- _Aim_: Copy out the lines that include the word "spiderman".

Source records

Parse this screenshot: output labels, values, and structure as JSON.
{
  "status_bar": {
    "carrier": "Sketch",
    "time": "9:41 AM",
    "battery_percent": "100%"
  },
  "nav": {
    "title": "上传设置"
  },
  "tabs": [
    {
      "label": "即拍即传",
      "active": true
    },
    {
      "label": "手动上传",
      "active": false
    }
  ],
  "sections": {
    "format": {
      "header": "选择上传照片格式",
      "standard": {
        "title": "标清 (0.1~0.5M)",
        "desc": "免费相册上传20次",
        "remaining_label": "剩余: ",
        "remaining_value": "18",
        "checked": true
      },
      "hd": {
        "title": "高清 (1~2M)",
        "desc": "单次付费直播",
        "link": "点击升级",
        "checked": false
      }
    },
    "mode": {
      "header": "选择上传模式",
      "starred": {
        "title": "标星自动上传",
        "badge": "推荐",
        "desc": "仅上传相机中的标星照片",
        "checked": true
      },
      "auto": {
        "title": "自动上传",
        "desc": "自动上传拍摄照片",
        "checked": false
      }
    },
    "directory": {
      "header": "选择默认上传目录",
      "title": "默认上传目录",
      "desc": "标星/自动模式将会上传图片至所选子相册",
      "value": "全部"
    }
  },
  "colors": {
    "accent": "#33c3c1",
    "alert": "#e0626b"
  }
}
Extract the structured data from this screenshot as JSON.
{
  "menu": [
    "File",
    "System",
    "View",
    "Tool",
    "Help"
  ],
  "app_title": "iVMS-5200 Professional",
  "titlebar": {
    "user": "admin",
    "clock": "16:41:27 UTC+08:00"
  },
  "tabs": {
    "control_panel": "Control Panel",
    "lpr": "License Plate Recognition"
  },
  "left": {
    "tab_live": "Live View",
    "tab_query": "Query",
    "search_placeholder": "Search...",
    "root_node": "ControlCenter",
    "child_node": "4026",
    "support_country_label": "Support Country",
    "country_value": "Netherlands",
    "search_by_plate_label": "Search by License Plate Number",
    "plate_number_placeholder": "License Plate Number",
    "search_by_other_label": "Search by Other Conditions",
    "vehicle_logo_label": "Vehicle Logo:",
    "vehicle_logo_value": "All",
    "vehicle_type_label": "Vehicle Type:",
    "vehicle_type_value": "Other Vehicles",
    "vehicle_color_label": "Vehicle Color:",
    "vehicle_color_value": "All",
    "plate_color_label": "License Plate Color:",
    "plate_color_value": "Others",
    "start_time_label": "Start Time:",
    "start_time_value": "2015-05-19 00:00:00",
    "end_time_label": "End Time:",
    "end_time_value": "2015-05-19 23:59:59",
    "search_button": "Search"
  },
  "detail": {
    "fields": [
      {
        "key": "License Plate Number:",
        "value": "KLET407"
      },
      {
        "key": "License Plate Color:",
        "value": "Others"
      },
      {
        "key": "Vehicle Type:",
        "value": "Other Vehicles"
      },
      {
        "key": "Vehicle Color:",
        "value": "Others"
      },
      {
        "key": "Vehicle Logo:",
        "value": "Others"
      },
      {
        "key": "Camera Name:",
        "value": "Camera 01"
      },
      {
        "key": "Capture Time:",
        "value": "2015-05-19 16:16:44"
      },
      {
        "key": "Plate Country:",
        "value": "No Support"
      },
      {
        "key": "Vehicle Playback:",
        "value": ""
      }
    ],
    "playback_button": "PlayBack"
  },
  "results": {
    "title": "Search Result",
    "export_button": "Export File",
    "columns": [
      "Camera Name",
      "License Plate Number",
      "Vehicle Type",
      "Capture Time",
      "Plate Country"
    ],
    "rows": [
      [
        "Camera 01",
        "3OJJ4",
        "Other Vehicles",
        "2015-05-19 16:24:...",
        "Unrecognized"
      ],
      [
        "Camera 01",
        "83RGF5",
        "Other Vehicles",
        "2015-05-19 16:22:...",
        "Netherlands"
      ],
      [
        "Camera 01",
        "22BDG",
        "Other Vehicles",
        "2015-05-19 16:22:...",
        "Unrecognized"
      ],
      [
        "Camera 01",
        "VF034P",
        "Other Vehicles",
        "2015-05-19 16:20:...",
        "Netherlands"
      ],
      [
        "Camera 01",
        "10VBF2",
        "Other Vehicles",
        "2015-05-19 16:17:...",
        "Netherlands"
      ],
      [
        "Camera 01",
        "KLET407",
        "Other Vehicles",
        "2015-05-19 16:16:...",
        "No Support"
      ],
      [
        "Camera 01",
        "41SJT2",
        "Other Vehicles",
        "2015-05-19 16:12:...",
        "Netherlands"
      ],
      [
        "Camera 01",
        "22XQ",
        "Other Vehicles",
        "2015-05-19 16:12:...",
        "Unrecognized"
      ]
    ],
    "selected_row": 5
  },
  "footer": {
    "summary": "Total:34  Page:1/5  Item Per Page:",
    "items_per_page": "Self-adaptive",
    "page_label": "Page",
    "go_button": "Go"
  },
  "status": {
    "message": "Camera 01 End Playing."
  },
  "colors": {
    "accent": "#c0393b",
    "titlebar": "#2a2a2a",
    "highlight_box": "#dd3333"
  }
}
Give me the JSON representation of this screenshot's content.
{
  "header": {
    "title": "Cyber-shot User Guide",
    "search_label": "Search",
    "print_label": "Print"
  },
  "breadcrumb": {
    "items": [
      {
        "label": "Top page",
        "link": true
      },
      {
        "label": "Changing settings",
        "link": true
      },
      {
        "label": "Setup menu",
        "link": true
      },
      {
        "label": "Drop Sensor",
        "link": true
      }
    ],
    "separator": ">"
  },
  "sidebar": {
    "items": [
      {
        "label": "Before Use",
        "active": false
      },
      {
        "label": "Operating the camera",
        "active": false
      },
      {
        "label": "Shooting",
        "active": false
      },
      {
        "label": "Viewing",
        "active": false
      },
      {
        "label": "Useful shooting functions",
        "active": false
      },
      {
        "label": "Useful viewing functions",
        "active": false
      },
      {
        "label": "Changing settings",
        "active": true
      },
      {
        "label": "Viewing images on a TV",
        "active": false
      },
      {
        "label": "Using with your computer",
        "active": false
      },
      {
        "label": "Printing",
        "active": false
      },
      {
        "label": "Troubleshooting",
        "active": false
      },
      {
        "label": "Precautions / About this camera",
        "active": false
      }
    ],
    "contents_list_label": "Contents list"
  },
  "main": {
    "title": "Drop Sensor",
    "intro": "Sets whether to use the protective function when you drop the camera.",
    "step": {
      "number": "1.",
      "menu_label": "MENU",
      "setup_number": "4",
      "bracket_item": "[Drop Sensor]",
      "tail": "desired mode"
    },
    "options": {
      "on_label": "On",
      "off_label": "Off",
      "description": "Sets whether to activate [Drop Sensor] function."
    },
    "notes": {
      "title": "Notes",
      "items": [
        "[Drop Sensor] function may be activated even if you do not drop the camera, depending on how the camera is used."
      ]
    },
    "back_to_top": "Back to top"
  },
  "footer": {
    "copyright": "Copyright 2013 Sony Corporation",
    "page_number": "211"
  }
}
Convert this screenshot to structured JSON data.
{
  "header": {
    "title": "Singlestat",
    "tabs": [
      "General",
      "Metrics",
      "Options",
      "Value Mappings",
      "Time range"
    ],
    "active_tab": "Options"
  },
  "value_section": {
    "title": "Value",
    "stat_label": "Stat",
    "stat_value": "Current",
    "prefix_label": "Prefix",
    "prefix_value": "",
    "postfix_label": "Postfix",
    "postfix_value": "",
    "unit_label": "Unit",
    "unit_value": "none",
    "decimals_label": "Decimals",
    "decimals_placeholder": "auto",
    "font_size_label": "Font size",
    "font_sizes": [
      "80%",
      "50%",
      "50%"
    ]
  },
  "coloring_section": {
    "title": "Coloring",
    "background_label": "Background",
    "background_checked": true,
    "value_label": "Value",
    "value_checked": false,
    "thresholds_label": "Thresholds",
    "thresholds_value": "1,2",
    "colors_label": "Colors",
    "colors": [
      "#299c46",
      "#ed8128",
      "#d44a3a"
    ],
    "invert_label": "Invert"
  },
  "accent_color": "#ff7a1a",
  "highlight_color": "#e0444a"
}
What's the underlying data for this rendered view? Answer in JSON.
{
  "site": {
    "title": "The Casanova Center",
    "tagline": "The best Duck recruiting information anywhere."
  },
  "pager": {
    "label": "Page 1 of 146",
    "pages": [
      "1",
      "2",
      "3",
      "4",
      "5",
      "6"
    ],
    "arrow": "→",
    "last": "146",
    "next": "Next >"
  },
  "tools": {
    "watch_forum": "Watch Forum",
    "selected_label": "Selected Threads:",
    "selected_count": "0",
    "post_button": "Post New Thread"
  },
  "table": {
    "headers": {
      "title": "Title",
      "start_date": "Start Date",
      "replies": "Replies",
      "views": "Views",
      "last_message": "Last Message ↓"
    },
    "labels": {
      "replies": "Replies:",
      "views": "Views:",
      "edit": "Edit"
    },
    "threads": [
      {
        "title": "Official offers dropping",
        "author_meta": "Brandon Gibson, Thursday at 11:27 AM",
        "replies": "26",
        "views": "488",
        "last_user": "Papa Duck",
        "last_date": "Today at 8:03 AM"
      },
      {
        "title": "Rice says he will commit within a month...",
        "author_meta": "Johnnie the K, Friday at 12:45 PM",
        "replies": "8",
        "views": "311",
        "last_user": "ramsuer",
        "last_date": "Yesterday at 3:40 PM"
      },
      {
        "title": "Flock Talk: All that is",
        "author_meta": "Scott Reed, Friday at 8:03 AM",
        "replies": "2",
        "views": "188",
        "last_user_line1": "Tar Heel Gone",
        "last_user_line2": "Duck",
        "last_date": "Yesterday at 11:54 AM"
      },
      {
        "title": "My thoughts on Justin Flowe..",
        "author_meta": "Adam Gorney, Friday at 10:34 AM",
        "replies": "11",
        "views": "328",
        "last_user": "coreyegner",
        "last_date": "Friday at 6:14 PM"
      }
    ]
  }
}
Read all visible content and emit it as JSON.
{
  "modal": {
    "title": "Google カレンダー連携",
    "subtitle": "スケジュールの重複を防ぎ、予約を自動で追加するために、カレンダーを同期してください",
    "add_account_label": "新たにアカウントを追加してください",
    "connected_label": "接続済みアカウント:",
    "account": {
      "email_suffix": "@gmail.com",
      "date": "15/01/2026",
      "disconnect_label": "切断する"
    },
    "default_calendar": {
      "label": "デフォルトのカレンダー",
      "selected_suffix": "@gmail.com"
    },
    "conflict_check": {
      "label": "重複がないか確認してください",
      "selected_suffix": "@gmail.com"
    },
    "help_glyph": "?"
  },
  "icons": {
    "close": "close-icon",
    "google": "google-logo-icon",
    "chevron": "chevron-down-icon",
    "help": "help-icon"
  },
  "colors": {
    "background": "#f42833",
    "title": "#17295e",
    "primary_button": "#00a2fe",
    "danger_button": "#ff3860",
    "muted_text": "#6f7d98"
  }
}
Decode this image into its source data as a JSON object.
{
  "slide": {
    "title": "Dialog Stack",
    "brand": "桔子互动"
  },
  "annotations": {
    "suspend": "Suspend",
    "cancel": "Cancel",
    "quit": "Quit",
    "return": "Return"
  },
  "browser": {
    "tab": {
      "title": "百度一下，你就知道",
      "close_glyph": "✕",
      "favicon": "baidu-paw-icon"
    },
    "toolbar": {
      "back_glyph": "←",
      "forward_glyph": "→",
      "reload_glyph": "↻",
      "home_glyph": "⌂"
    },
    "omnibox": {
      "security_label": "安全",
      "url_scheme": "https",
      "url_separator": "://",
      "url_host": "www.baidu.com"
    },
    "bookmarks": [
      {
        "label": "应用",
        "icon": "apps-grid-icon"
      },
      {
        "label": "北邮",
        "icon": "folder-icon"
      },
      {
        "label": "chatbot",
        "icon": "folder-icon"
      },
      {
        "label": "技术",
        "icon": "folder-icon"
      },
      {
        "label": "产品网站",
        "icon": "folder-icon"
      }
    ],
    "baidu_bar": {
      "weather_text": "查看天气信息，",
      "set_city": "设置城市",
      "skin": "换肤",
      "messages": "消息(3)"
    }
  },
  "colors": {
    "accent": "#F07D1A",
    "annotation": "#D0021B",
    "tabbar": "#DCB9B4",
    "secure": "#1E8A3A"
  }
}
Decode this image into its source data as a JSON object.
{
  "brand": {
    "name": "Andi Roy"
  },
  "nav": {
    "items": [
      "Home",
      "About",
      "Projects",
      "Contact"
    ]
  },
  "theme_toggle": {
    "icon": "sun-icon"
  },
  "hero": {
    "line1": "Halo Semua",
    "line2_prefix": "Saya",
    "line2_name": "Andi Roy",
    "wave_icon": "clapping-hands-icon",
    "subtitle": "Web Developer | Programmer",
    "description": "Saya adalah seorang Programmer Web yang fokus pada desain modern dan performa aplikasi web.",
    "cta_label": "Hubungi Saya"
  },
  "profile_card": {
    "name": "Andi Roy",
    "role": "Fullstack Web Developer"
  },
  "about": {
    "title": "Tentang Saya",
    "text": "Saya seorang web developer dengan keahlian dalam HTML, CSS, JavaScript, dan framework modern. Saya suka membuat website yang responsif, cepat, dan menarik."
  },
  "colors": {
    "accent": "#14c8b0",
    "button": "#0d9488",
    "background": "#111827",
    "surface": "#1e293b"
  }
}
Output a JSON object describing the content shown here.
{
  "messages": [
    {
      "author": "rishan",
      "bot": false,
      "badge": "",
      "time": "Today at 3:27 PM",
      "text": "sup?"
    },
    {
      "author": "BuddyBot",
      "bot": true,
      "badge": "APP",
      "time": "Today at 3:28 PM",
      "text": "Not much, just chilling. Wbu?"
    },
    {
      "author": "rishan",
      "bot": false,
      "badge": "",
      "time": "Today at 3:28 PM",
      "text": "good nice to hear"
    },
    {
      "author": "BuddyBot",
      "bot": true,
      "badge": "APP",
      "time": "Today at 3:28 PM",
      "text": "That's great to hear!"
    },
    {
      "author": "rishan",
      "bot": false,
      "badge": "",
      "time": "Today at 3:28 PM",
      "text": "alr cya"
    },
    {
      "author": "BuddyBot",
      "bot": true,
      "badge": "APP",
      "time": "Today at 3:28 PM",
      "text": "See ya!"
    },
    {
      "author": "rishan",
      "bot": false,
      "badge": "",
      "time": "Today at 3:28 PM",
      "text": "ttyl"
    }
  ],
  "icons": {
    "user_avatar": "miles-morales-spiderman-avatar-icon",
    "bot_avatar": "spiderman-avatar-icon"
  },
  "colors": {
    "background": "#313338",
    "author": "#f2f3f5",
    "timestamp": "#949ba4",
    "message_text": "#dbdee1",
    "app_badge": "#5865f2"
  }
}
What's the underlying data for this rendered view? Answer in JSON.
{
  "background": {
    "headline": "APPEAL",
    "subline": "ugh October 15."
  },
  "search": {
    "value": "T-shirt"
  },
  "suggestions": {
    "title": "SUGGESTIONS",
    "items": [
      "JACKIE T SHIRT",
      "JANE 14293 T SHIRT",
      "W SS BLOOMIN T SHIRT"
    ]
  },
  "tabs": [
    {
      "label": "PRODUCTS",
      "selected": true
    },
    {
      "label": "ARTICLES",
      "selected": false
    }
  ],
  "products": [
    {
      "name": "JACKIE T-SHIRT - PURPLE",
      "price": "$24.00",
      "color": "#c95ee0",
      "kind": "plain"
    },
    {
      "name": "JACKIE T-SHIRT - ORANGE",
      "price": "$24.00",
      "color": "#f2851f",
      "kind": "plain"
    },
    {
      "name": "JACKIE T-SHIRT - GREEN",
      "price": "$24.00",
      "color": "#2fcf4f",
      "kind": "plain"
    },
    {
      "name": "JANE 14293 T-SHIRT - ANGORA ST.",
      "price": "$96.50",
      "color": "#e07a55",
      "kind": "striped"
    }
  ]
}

- _Result of the task_:
    "user_avatar": "miles-morales-spiderman-avatar-icon",
    "bot_avatar": "spiderman-avatar-icon"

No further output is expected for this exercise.